## Begin Dataset content

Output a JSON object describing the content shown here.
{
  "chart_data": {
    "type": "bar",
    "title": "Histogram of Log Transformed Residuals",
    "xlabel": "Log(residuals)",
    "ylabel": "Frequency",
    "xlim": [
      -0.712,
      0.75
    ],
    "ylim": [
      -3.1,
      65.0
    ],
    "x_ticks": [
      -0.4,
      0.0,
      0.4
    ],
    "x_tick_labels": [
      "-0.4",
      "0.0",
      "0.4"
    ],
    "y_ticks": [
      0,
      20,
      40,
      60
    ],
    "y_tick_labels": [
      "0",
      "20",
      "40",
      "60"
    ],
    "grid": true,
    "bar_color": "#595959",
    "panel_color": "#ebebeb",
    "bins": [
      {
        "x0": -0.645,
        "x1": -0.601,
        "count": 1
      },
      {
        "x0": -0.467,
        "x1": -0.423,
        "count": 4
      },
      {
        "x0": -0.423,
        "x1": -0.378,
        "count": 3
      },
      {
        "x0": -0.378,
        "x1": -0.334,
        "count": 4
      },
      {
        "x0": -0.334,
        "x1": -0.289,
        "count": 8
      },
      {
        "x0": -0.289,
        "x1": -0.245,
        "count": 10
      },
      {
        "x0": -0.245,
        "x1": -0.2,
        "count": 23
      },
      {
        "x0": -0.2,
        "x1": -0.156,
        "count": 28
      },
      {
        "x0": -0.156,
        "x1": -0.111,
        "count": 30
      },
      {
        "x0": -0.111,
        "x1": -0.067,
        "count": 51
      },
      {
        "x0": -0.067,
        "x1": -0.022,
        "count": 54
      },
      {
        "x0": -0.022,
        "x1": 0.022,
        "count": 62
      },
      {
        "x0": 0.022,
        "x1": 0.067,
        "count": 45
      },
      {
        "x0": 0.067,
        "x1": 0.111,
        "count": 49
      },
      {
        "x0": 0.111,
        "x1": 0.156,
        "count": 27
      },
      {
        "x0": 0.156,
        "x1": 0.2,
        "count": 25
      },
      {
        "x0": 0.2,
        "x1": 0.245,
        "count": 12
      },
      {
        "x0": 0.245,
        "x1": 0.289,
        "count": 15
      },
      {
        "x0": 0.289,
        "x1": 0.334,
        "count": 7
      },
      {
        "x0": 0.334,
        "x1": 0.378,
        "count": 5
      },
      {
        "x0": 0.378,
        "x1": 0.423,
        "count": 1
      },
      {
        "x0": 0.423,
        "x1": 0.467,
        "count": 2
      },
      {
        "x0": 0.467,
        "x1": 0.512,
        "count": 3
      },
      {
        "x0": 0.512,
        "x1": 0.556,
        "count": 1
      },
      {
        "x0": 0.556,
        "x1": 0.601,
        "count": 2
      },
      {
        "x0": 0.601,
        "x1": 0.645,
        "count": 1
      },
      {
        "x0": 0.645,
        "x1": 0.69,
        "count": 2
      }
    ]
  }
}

## End Dataset content

Set problem> Print every record above exactly as written.

Answer to this task>
Output a JSON object describing the content shown here.
{
  "chart_data": {
    "type": "bar",
    "title": "Histogram of Log Transformed Residuals",
    "xlabel": "Log(residuals)",
    "ylabel": "Frequency",
    "xlim": [
      -0.712,
      0.75
    ],
    "ylim": [
      -3.1,
      65.0
    ],
    "x_ticks": [
      -0.4,
      0.0,
      0.4
    ],
    "x_tick_labels": [
      "-0.4",
      "0.0",
      "0.4"
    ],
    "y_ticks": [
      0,
      20,
      40,
      60
    ],
    "y_tick_labels": [
      "0",
      "20",
      "40",
      "60"
    ],
    "grid": true,
    "bar_color": "#595959",
    "panel_color": "#ebebeb",
    "bins": [
      {
        "x0": -0.645,
        "x1": -0.601,
        "count": 1
      },
      {
        "x0": -0.467,
        "x1": -0.423,
        "count": 4
      },
      {
        "x0": -0.423,
        "x1": -0.378,
        "count": 3
      },
      {
        "x0": -0.378,
        "x1": -0.334,
        "count": 4
      },
      {
        "x0": -0.334,
        "x1": -0.289,
        "count": 8
      },
      {
        "x0": -0.289,
        "x1": -0.245,
        "count": 10
      },
      {
        "x0": -0.245,
        "x1": -0.2,
        "count": 23
      },
      {
        "x0": -0.2,
        "x1": -0.156,
        "count": 28
      },
      {
        "x0": -0.156,
        "x1": -0.111,
        "count": 30
      },
      {
        "x0": -0.111,
        "x1": -0.067,
        "count": 51
      },
      {
        "x0": -0.067,
        "x1": -0.022,
        "count": 54
      },
      {
        "x0": -0.022,
        "x1": 0.022,
        "count": 62
      },
      {
        "x0": 0.022,
        "x1": 0.067,
        "count": 45
      },
      {
        "x0": 0.067,
        "x1": 0.111,
        "count": 49
      },
      {
        "x0": 0.111,
        "x1": 0.156,
        "count": 27
      },
      {
        "x0": 0.156,
        "x1": 0.2,
        "count": 25
      },
      {
        "x0": 0.2,
        "x1": 0.245,
        "count": 12
      },
      {
        "x0": 0.245,
        "x1": 0.289,
        "count": 15
      },
      {
        "x0": 0.289,
        "x1": 0.334,
        "count": 7
      },
      {
        "x0": 0.334,
        "x1": 0.378,
        "count": 5
      },
      {
        "x0": 0.378,
        "x1": 0.423,
        "count": 1
      },
      {
        "x0": 0.423,
        "x1": 0.467,
        "count": 2
      },
      {
        "x0": 0.467,
        "x1": 0.512,
        "count": 3
      },
      {
        "x0": 0.512,
        "x1": 0.556,
        "count": 1
      },
      {
        "x0": 0.556,
        "x1": 0.601,
        "count": 2
      },
      {
        "x0": 0.601,
        "x1": 0.645,
        "count": 1
      },
      {
        "x0": 0.645,
        "x1": 0.69,
        "count": 2
      }
    ]
  }
}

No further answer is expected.